══ Supplied data ══

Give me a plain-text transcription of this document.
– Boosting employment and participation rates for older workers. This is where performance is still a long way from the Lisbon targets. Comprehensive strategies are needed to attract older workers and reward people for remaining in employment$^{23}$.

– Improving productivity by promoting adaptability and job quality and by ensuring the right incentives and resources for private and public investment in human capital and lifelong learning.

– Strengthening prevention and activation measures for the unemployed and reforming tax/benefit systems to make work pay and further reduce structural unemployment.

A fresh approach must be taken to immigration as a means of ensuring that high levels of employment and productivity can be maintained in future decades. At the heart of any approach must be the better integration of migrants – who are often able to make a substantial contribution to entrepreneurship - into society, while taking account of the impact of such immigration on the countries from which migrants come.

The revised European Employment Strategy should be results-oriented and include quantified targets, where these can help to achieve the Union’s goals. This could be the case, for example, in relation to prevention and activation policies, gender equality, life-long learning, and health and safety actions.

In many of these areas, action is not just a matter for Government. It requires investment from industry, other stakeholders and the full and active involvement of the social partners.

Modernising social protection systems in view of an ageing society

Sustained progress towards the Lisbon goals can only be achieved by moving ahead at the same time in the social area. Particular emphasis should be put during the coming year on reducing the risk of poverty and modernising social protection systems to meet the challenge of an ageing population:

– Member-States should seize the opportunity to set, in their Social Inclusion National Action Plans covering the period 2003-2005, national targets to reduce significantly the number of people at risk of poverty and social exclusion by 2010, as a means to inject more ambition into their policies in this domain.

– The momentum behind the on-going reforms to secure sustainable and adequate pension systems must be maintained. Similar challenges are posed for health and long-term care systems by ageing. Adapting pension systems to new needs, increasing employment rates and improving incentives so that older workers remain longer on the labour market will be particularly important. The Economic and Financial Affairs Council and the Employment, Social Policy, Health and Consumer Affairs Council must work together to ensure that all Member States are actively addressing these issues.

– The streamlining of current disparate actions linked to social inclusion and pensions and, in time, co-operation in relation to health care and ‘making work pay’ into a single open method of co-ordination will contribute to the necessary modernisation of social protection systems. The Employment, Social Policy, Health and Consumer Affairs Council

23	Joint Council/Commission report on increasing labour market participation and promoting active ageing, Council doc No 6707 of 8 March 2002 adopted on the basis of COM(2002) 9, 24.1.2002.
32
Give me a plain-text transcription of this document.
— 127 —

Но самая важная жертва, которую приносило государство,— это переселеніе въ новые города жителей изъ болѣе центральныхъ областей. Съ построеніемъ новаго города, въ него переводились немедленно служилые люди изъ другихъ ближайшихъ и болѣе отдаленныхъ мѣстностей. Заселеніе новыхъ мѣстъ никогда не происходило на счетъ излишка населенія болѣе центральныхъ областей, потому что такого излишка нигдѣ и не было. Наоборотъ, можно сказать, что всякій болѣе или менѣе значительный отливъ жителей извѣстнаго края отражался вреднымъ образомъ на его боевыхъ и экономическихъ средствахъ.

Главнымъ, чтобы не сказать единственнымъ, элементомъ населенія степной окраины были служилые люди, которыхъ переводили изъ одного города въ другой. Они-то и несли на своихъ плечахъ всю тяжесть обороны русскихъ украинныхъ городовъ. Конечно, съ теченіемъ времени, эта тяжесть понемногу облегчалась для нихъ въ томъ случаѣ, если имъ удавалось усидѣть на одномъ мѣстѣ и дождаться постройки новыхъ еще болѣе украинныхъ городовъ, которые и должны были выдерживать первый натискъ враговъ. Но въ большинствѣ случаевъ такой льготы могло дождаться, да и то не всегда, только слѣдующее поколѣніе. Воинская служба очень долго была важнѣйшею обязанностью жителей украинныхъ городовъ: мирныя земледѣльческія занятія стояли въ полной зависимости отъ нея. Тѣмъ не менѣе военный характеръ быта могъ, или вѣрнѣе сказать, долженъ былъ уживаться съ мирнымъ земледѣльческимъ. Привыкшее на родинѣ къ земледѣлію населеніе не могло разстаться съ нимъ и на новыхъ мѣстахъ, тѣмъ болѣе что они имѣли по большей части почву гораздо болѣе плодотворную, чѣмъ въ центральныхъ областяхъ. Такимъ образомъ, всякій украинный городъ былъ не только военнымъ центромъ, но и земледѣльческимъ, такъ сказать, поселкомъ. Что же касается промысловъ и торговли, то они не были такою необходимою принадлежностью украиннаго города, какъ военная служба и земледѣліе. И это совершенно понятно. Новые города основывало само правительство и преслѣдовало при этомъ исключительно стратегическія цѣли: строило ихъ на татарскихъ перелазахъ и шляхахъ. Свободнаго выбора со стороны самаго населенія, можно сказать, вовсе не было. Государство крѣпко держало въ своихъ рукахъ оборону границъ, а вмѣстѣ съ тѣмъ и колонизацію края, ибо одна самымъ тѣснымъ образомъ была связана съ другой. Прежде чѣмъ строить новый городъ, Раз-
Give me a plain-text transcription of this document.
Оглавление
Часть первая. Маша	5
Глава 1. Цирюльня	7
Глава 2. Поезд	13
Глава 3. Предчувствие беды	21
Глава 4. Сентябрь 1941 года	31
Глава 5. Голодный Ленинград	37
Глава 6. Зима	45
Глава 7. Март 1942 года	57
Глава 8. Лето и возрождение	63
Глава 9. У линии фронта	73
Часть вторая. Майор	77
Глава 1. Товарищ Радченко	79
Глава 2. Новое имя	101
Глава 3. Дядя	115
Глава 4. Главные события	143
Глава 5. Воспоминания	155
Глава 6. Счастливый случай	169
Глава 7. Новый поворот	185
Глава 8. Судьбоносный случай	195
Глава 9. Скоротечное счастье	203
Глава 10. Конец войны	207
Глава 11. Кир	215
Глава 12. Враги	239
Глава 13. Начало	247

═══

▸ What the task requires
Write out every line exactly as it stands.

▸ Task solution
Give me a plain-text transcription of this document.
– Boosting employment and participation rates for older workers. This is where performance is still a long way from the Lisbon targets. Comprehensive strategies are needed to attract older workers and reward people for remaining in employment$^{23}$.

– Improving productivity by promoting adaptability and job quality and by ensuring the right incentives and resources for private and public investment in human capital and lifelong learning.

– Strengthening prevention and activation measures for the unemployed and reforming tax/benefit systems to make work pay and further reduce structural unemployment.

A fresh approach must be taken to immigration as a means of ensuring that high levels of employment and productivity can be maintained in future decades. At the heart of any approach must be the better integration of migrants – who are often able to make a substantial contribution to entrepreneurship - into society, while taking account of the impact of such immigration on the countries from which migrants come.

The revised European Employment Strategy should be results-oriented and include quantified targets, where these can help to achieve the Union’s goals. This could be the case, for example, in relation to prevention and activation policies, gender equality, life-long learning, and health and safety actions.

In many of these areas, action is not just a matter for Government. It requires investment from industry, other stakeholders and the full and active involvement of the social partners.

Modernising social protection systems in view of an ageing society

Sustained progress towards the Lisbon goals can only be achieved by moving ahead at the same time in the social area. Particular emphasis should be put during the coming year on reducing the risk of poverty and modernising social protection systems to meet the challenge of an ageing population:

– Member-States should seize the opportunity to set, in their Social Inclusion National Action Plans covering the period 2003-2005, national targets to reduce significantly the number of people at risk of poverty and social exclusion by 2010, as a means to inject more ambition into their policies in this domain.

– The momentum behind the on-going reforms to secure sustainable and adequate pension systems must be maintained. Similar challenges are posed for health and long-term care systems by ageing. Adapting pension systems to new needs, increasing employment rates and improving incentives so that older workers remain longer on the labour market will be particularly important. The Economic and Financial Affairs Council and the Employment, Social Policy, Health and Consumer Affairs Council must work together to ensure that all Member States are actively addressing these issues.

– The streamlining of current disparate actions linked to social inclusion and pensions and, in time, co-operation in relation to health care and ‘making work pay’ into a single open method of co-ordination will contribute to the necessary modernisation of social protection systems. The Employment, Social Policy, Health and Consumer Affairs Council

23	Joint Council/Commission report on increasing labour market participation and promoting active ageing, Council doc No 6707 of 8 March 2002 adopted on the basis of COM(2002) 9, 24.1.2002.
32
Give me a plain-text transcription of this document.
— 127 —

Но самая важная жертва, которую приносило государство,— это переселеніе въ новые города жителей изъ болѣе центральныхъ областей. Съ построеніемъ новаго города, въ него переводились немедленно служилые люди изъ другихъ ближайшихъ и болѣе отдаленныхъ мѣстностей. Заселеніе новыхъ мѣстъ никогда не происходило на счетъ излишка населенія болѣе центральныхъ областей, потому что такого излишка нигдѣ и не было. Наоборотъ, можно сказать, что всякій болѣе или менѣе значительный отливъ жителей извѣстнаго края отражался вреднымъ образомъ на его боевыхъ и экономическихъ средствахъ.

Главнымъ, чтобы не сказать единственнымъ, элементомъ населенія степной окраины были служилые люди, которыхъ переводили изъ одного города въ другой. Они-то и несли на своихъ плечахъ всю тяжесть обороны русскихъ украинныхъ городовъ. Конечно, съ теченіемъ времени, эта тяжесть понемногу облегчалась для нихъ въ томъ случаѣ, если имъ удавалось усидѣть на одномъ мѣстѣ и дождаться постройки новыхъ еще болѣе украинныхъ городовъ, которые и должны были выдерживать первый натискъ враговъ. Но въ большинствѣ случаевъ такой льготы могло дождаться, да и то не всегда, только слѣдующее поколѣніе. Воинская служба очень долго была важнѣйшею обязанностью жителей украинныхъ городовъ: мирныя земледѣльческія занятія стояли въ полной зависимости отъ нея. Тѣмъ не менѣе военный характеръ быта могъ, или вѣрнѣе сказать, долженъ былъ уживаться съ мирнымъ земледѣльческимъ. Привыкшее на родинѣ къ земледѣлію населеніе не могло разстаться съ нимъ и на новыхъ мѣстахъ, тѣмъ болѣе что они имѣли по большей части почву гораздо болѣе плодотворную, чѣмъ въ центральныхъ областяхъ. Такимъ образомъ, всякій украинный городъ былъ не только военнымъ центромъ, но и земледѣльческимъ, такъ сказать, поселкомъ. Что же касается промысловъ и торговли, то они не были такою необходимою принадлежностью украиннаго города, какъ военная служба и земледѣліе. И это совершенно понятно. Новые города основывало само правительство и преслѣдовало при этомъ исключительно стратегическія цѣли: строило ихъ на татарскихъ перелазахъ и шляхахъ. Свободнаго выбора со стороны самаго населенія, можно сказать, вовсе не было. Государство крѣпко держало въ своихъ рукахъ оборону границъ, а вмѣстѣ съ тѣмъ и колонизацію края, ибо одна самымъ тѣснымъ образомъ была связана съ другой. Прежде чѣмъ строить новый городъ, Раз-
Give me a plain-text transcription of this document.
Оглавление
Часть первая. Маша	5
Глава 1. Цирюльня	7
Глава 2. Поезд	13
Глава 3. Предчувствие беды	21
Глава 4. Сентябрь 1941 года	31
Глава 5. Голодный Ленинград	37
Глава 6. Зима	45
Глава 7. Март 1942 года	57
Глава 8. Лето и возрождение	63
Глава 9. У линии фронта	73
Часть вторая. Майор	77
Глава 1. Товарищ Радченко	79
Глава 2. Новое имя	101
Глава 3. Дядя	115
Глава 4. Главные события	143
Глава 5. Воспоминания	155
Глава 6. Счастливый случай	169
Глава 7. Новый поворот	185
Глава 8. Судьбоносный случай	195
Глава 9. Скоротечное счастье	203
Глава 10. Конец войны	207
Глава 11. Кир	215
Глава 12. Враги	239
Глава 13. Начало	247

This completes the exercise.